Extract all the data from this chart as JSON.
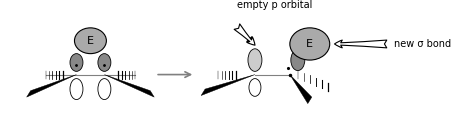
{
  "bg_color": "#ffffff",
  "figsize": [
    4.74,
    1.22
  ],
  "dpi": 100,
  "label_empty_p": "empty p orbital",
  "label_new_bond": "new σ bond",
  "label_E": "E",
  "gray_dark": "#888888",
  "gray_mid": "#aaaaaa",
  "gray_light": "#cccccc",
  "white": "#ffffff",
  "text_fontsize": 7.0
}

____

What the exercise asks:
Make an exact copy of every record, pictures excluded.

Solution to this task:
Extract all the data from this chart as JSON.
{
  "bg_color": "#ffffff",
  "figsize": [
    4.74,
    1.22
  ],
  "dpi": 100,
  "label_empty_p": "empty p orbital",
  "label_new_bond": "new σ bond",
  "label_E": "E",
  "gray_dark": "#888888",
  "gray_mid": "#aaaaaa",
  "gray_light": "#cccccc",
  "white": "#ffffff",
  "text_fontsize": 7.0
}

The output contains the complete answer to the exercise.